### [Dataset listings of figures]

····················

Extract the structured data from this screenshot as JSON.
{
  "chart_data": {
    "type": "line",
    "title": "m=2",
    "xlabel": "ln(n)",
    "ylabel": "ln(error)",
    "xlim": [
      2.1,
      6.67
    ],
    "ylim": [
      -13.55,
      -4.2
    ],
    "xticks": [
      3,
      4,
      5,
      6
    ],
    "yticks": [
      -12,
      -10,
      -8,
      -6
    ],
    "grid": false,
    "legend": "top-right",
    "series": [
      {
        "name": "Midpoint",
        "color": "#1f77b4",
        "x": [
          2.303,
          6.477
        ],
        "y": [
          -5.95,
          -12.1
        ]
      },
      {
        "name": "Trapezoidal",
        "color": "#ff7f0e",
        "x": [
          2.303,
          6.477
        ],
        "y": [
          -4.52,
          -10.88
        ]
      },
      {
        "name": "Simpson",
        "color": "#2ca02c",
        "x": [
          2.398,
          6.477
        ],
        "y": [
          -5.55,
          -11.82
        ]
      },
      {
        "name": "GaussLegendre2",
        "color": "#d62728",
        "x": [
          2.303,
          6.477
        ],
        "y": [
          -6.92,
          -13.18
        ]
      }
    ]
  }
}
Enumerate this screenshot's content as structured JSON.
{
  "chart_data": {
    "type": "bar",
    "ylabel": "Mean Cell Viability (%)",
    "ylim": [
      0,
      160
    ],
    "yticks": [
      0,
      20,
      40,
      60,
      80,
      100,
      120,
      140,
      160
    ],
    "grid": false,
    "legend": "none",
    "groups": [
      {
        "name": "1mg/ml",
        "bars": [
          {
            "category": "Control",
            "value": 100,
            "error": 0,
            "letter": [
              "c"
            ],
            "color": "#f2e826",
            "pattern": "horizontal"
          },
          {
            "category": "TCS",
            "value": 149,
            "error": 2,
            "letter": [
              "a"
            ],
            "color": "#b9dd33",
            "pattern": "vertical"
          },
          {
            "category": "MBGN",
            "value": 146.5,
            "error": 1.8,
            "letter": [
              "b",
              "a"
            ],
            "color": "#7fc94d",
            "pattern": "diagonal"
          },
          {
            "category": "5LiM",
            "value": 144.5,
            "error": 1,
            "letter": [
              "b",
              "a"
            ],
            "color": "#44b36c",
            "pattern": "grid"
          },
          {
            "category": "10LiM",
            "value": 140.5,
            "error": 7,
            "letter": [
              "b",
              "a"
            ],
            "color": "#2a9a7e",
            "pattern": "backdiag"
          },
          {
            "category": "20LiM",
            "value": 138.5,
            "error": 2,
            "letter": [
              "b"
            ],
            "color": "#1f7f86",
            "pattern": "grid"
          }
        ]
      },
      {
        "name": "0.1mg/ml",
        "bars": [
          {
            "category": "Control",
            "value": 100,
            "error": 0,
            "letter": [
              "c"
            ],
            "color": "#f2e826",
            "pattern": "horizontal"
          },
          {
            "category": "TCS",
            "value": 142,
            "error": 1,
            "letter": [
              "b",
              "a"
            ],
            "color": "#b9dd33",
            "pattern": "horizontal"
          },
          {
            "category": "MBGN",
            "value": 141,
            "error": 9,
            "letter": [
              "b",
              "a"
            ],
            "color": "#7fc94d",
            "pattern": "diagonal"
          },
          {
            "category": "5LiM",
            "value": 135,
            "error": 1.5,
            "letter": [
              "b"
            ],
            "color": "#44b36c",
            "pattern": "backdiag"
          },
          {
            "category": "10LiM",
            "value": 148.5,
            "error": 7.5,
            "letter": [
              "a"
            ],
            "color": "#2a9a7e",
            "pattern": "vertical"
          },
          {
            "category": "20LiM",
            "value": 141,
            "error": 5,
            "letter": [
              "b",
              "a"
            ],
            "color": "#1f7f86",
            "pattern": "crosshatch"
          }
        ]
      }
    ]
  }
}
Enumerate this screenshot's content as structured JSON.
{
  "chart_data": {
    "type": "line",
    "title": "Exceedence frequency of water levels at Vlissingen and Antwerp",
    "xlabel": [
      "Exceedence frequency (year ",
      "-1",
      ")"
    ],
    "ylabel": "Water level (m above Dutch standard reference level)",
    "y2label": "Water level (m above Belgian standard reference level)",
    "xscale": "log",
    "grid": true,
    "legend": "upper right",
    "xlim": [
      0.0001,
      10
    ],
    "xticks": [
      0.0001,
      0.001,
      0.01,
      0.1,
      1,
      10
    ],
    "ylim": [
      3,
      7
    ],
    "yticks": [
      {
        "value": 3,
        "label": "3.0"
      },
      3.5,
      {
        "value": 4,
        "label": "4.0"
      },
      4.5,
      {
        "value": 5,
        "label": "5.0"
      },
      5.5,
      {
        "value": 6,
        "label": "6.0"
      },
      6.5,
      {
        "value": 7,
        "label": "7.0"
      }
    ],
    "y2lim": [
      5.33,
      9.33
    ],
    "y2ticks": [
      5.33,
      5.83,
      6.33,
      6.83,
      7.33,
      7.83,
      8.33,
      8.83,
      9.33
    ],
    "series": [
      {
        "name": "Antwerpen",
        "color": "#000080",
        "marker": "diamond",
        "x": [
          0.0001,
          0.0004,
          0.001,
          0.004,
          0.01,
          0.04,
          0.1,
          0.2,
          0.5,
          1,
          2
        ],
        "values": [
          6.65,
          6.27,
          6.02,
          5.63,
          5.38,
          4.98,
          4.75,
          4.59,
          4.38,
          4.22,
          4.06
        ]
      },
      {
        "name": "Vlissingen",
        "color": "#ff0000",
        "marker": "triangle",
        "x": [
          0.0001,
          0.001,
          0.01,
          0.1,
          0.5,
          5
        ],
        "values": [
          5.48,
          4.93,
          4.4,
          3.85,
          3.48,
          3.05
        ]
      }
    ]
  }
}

····················

### [CHALLENGE]
For the listing above, identify each line bearing "Vlissingen".

### [SOLUTION TO THE PROBLEM]
    "title": "Exceedence frequency of water levels at Vlissingen and Antwerp",
        "name": "Vlissingen",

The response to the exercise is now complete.